GIVEN EXERCISE 1 | Update the 1604 literary events list starting at "- November 4" and ending at "Errors at Court.", replacing "Whitehall Palace" with "Hampton Court".
GIVEN EXERCISE 2 | Check each statement against the 1604 literary events list and answer yes or no, quoting the words that decide it. (a) Sejanus His Fall was well received at the Globe Theatre. (b) The November 1 staging of Othello is the first recorded performance of that play. (c) The play on the Gowrie Conspiracy has survived.
GIVEN EXERCISE 3 | Pick up the 1604 literary events list after its final entry and continue it.

PAGE TEXT |
>> Start

= 1604 in literature =

This article contains information about the literary events and publications of 1604.

==Events==
- January 1 – The King's Men perform Shakespeare's comedy A Midsummer Night's Dream at the English Court.
- c. April – The King's Men perform Ben Jonson's tragedy Sejanus His Fall (written 1603 and previously presented at Court) at the Globe Theatre, where it is not popular. The title role is probably played by Richard Burbage, and Shakespeare also appears.
- July – Miguel de Cervantes sells the rights of the first part of his satirical novel on the theme of chivalry, Don Quixote (El ingenioso hidalgo don Quijote de la Mancha), to Madrid publisher-bookseller Francisco de Robles. In September license to publish is granted and in December the printing (by Juan de la Cuesta) is finished for publication the following month.
- November 1 ("Hallowmas" Day) – The King's Men perform Shakespeare's tragedy Othello at Whitehall Palace with Burbage in the title role, the first recorded performance.
- November 4 – The King's Men perform Shakespeare's comedy The Merry Wives of Windsor at Whitehall Palace.
- December 26 – The King's Men perform Shakespeare's "problem play" Measure for Measure at Court.
- December 28 – The King's Men perform Shakespeare's The Comedy of Errors at Court.
- December – A report shows that the King's Men are performing a play on the politically sensitive Gowrie Conspiracy. It is suppressed and has not survived, but does not affect the company's general success.
- The first known performance of a Shakespeare play in translation, Romeo and Juliet, is performed at Nördlingen in Bavaria in an anonymous German version, Von Romeo undth Julitha.
- Construction takes place of the Red Bull Theatre at Clerkenwell in London.

>> End

PROVIDED DATA |
>> Start

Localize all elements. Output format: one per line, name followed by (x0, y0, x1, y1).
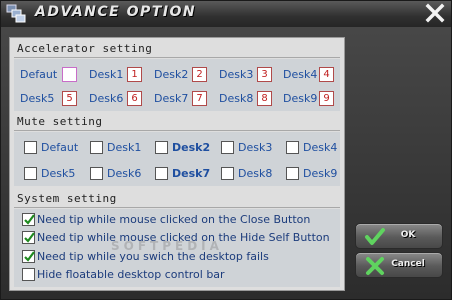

>> End

WRITTEN RESPONSE 1 |
- November 4 – The King's Men perform Shakespeare's comedy The Merry Wives of Windsor at Hampton Court.
- December 26 – The King's Men perform Shakespeare's "problem play" Measure for Measure at Court.
- December 28 – The King's Men perform Shakespeare's The Comedy of Errors at Court.

WRITTEN RESPONSE 2 |
(a) No: "at the Globe Theatre, where it is not popular."
(b) Yes: "The King's Men perform Shakespeare's tragedy Othello at Whitehall Palace with Burbage in the title role, the first recorded performance."
(c) No: "It is suppressed and has not survived"

WRITTEN RESPONSE 3 |
- The last performances in England of the Beverley miracle plays are given.
- Isaac Casaubon becomes sub-librarian of the royal library in Paris.
- The Table Alphabeticall, the first known English alphabetical dictionary, compiled by Robert Cawdrey, is published.

==New books==

===Prose===
- Bhattakalanka Deva – Karnataka Sabdanusasana
- Lancelot de Casteau – L'Ouverture de cuisine
- Francisco de Quevedo – El Buscón (approximate date of composition)
- Thomas Dekker
  - News from Gravesend
  - The Meeting of Gallants at an Ordinary
- Elizabeth Grymeston – Miscellanea: prayers, meditations, memoratives
- King James I of England – A Counterblaste to Tobacco
- Agnolo Monosini – Floris Italicae lingue libri novem
- Samuel Rowlands – Looke to it; for Ile stabbe ye
- John Stow – Revised edition of Summarie of Englyshe Chronicles
- Simon Studion – Naometria
- Jacques Auguste de Thou – Historia sui temporis (History of His Own Times)

===Drama===
- William Alexander, 1st Earl of Stirling – The Monarchic Tragedies; includes Croesus and Darius, two closet dramas
- Samuel Daniel – Philotas; The Vision of the Twelve Goddesses (masque)
- Thomas Dekker and Thomas Middleton – The Honest Whore, Part 1
- Thomas Dekker and John Webster – Westward Ho
- Ben Jonson and Thomas Dekker – The Coronation Triumph
- Christopher Marlowe (k. 1593) – Doctor Faustus (first quarto, the "A text"; original text probably written around 1589)
- John Marston – The Malcontent (published)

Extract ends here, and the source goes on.